Exercise: Write out all the data again, exactly as it stands.

* begin Provided records *

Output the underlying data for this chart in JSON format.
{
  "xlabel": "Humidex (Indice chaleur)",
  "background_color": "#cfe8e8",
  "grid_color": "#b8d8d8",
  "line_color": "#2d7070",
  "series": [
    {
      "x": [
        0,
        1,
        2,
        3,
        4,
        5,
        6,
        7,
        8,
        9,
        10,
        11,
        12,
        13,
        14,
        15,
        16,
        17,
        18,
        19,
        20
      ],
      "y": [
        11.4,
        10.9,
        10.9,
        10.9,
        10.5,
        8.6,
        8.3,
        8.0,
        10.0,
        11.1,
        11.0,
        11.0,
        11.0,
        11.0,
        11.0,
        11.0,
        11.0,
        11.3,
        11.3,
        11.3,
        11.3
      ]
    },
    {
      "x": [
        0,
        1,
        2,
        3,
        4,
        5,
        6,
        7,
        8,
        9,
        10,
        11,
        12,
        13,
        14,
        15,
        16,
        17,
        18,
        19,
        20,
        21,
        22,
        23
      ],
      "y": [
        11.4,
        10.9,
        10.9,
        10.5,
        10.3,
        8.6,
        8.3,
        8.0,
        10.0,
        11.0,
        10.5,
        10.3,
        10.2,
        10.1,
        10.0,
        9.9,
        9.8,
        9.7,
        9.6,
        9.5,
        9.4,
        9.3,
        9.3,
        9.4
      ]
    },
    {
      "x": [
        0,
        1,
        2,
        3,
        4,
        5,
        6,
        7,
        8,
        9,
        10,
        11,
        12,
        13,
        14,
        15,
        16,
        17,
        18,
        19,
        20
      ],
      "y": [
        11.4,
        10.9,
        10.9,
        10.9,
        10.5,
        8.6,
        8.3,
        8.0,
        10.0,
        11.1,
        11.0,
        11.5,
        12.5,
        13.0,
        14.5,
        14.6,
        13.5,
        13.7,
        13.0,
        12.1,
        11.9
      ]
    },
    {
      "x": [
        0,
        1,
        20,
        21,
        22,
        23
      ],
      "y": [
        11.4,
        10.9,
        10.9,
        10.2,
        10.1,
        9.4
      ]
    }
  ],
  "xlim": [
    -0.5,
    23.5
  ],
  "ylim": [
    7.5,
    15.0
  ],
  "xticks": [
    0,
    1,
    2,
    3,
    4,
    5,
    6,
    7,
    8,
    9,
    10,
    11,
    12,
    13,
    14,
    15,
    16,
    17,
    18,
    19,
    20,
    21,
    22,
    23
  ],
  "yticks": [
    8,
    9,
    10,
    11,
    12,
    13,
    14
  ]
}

* end Provided records *

Complete output:
Output the underlying data for this chart in JSON format.
{
  "xlabel": "Humidex (Indice chaleur)",
  "background_color": "#cfe8e8",
  "grid_color": "#b8d8d8",
  "line_color": "#2d7070",
  "series": [
    {
      "x": [
        0,
        1,
        2,
        3,
        4,
        5,
        6,
        7,
        8,
        9,
        10,
        11,
        12,
        13,
        14,
        15,
        16,
        17,
        18,
        19,
        20
      ],
      "y": [
        11.4,
        10.9,
        10.9,
        10.9,
        10.5,
        8.6,
        8.3,
        8.0,
        10.0,
        11.1,
        11.0,
        11.0,
        11.0,
        11.0,
        11.0,
        11.0,
        11.0,
        11.3,
        11.3,
        11.3,
        11.3
      ]
    },
    {
      "x": [
        0,
        1,
        2,
        3,
        4,
        5,
        6,
        7,
        8,
        9,
        10,
        11,
        12,
        13,
        14,
        15,
        16,
        17,
        18,
        19,
        20,
        21,
        22,
        23
      ],
      "y": [
        11.4,
        10.9,
        10.9,
        10.5,
        10.3,
        8.6,
        8.3,
        8.0,
        10.0,
        11.0,
        10.5,
        10.3,
        10.2,
        10.1,
        10.0,
        9.9,
        9.8,
        9.7,
        9.6,
        9.5,
        9.4,
        9.3,
        9.3,
        9.4
      ]
    },
    {
      "x": [
        0,
        1,
        2,
        3,
        4,
        5,
        6,
        7,
        8,
        9,
        10,
        11,
        12,
        13,
        14,
        15,
        16,
        17,
        18,
        19,
        20
      ],
      "y": [
        11.4,
        10.9,
        10.9,
        10.9,
        10.5,
        8.6,
        8.3,
        8.0,
        10.0,
        11.1,
        11.0,
        11.5,
        12.5,
        13.0,
        14.5,
        14.6,
        13.5,
        13.7,
        13.0,
        12.1,
        11.9
      ]
    },
    {
      "x": [
        0,
        1,
        20,
        21,
        22,
        23
      ],
      "y": [
        11.4,
        10.9,
        10.9,
        10.2,
        10.1,
        9.4
      ]
    }
  ],
  "xlim": [
    -0.5,
    23.5
  ],
  "ylim": [
    7.5,
    15.0
  ],
  "xticks": [
    0,
    1,
    2,
    3,
    4,
    5,
    6,
    7,
    8,
    9,
    10,
    11,
    12,
    13,
    14,
    15,
    16,
    17,
    18,
    19,
    20,
    21,
    22,
    23
  ],
  "yticks": [
    8,
    9,
    10,
    11,
    12,
    13,
    14
  ]
}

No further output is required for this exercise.